Output the data exactly, with every line intact.
++++ Data listing ++++
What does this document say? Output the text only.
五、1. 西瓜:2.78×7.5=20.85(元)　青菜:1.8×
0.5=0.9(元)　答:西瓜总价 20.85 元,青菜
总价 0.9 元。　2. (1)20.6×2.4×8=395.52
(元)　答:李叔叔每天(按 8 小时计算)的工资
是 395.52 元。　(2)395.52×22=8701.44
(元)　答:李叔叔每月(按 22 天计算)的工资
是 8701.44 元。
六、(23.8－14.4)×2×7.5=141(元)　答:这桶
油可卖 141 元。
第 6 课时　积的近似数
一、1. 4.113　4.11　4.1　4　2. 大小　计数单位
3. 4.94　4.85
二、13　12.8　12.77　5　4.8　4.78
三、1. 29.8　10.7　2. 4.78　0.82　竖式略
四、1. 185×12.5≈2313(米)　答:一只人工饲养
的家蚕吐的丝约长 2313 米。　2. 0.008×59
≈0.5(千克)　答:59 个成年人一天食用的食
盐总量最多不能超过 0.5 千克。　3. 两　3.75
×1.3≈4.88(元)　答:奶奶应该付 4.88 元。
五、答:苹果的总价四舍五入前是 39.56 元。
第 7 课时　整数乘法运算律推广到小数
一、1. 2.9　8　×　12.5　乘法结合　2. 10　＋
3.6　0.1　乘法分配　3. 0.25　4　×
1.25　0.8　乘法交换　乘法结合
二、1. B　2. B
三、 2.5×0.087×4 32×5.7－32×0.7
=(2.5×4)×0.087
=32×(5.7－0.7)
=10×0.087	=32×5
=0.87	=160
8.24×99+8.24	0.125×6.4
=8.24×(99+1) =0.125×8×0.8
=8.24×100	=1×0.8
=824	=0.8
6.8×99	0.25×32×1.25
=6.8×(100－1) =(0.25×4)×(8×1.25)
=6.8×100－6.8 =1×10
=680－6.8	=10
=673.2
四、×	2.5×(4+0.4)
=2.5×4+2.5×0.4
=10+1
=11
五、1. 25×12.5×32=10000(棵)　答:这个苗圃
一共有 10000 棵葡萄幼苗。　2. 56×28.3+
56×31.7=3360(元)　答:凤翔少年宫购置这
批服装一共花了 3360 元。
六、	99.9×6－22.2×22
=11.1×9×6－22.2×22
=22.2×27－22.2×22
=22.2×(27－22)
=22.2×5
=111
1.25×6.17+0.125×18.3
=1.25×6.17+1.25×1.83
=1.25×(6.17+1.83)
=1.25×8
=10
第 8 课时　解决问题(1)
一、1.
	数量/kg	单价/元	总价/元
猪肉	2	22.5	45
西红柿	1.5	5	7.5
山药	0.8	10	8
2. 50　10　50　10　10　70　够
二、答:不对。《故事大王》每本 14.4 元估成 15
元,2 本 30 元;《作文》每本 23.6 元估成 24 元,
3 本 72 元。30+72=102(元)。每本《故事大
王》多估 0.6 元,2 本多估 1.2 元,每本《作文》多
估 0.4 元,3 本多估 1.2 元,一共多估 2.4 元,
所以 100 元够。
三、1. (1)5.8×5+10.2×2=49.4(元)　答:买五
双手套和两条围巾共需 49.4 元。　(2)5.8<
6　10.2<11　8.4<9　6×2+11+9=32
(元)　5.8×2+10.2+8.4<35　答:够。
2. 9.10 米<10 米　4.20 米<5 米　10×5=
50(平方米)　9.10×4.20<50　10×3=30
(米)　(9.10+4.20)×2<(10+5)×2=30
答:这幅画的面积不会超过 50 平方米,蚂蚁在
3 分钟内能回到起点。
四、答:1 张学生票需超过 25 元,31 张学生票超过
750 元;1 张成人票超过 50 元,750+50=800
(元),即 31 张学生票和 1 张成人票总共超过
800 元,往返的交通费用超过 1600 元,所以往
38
++++
> Answer to this exercise:
What does this document say? Output the text only.
五、1. 西瓜:2.78×7.5=20.85(元)　青菜:1.8×
0.5=0.9(元)　答:西瓜总价 20.85 元,青菜
总价 0.9 元。　2. (1)20.6×2.4×8=395.52
(元)　答:李叔叔每天(按 8 小时计算)的工资
是 395.52 元。　(2)395.52×22=8701.44
(元)　答:李叔叔每月(按 22 天计算)的工资
是 8701.44 元。
六、(23.8－14.4)×2×7.5=141(元)　答:这桶
油可卖 141 元。
第 6 课时　积的近似数
一、1. 4.113　4.11　4.1　4　2. 大小　计数单位
3. 4.94　4.85
二、13　12.8　12.77　5　4.8　4.78
三、1. 29.8　10.7　2. 4.78　0.82　竖式略
四、1. 185×12.5≈2313(米)　答:一只人工饲养
的家蚕吐的丝约长 2313 米。　2. 0.008×59
≈0.5(千克)　答:59 个成年人一天食用的食
盐总量最多不能超过 0.5 千克。　3. 两　3.75
×1.3≈4.88(元)　答:奶奶应该付 4.88 元。
五、答:苹果的总价四舍五入前是 39.56 元。
第 7 课时　整数乘法运算律推广到小数
一、1. 2.9　8　×　12.5　乘法结合　2. 10　＋
3.6　0.1　乘法分配　3. 0.25　4　×
1.25　0.8　乘法交换　乘法结合
二、1. B　2. B
三、 2.5×0.087×4 32×5.7－32×0.7
=(2.5×4)×0.087
=32×(5.7－0.7)
=10×0.087	=32×5
=0.87	=160
8.24×99+8.24	0.125×6.4
=8.24×(99+1) =0.125×8×0.8
=8.24×100	=1×0.8
=824	=0.8
6.8×99	0.25×32×1.25
=6.8×(100－1) =(0.25×4)×(8×1.25)
=6.8×100－6.8 =1×10
=680－6.8	=10
=673.2
四、×	2.5×(4+0.4)
=2.5×4+2.5×0.4
=10+1
=11
五、1. 25×12.5×32=10000(棵)　答:这个苗圃
一共有 10000 棵葡萄幼苗。　2. 56×28.3+
56×31.7=3360(元)　答:凤翔少年宫购置这
批服装一共花了 3360 元。
六、	99.9×6－22.2×22
=11.1×9×6－22.2×22
=22.2×27－22.2×22
=22.2×(27－22)
=22.2×5
=111
1.25×6.17+0.125×18.3
=1.25×6.17+1.25×1.83
=1.25×(6.17+1.83)
=1.25×8
=10
第 8 课时　解决问题(1)
一、1.
	数量/kg	单价/元	总价/元
猪肉	2	22.5	45
西红柿	1.5	5	7.5
山药	0.8	10	8
2. 50　10　50　10　10　70　够
二、答:不对。《故事大王》每本 14.4 元估成 15
元,2 本 30 元;《作文》每本 23.6 元估成 24 元,
3 本 72 元。30+72=102(元)。每本《故事大
王》多估 0.6 元,2 本多估 1.2 元,每本《作文》多
估 0.4 元,3 本多估 1.2 元,一共多估 2.4 元,
所以 100 元够。
三、1. (1)5.8×5+10.2×2=49.4(元)　答:买五
双手套和两条围巾共需 49.4 元。　(2)5.8<
6　10.2<11　8.4<9　6×2+11+9=32
(元)　5.8×2+10.2+8.4<35　答:够。
2. 9.10 米<10 米　4.20 米<5 米　10×5=
50(平方米)　9.10×4.20<50　10×3=30
(米)　(9.10+4.20)×2<(10+5)×2=30
答:这幅画的面积不会超过 50 平方米,蚂蚁在
3 分钟内能回到起点。
四、答:1 张学生票需超过 25 元,31 张学生票超过
750 元;1 张成人票超过 50 元,750+50=800
(元),即 31 张学生票和 1 张成人票总共超过
800 元,往返的交通费用超过 1600 元,所以往
38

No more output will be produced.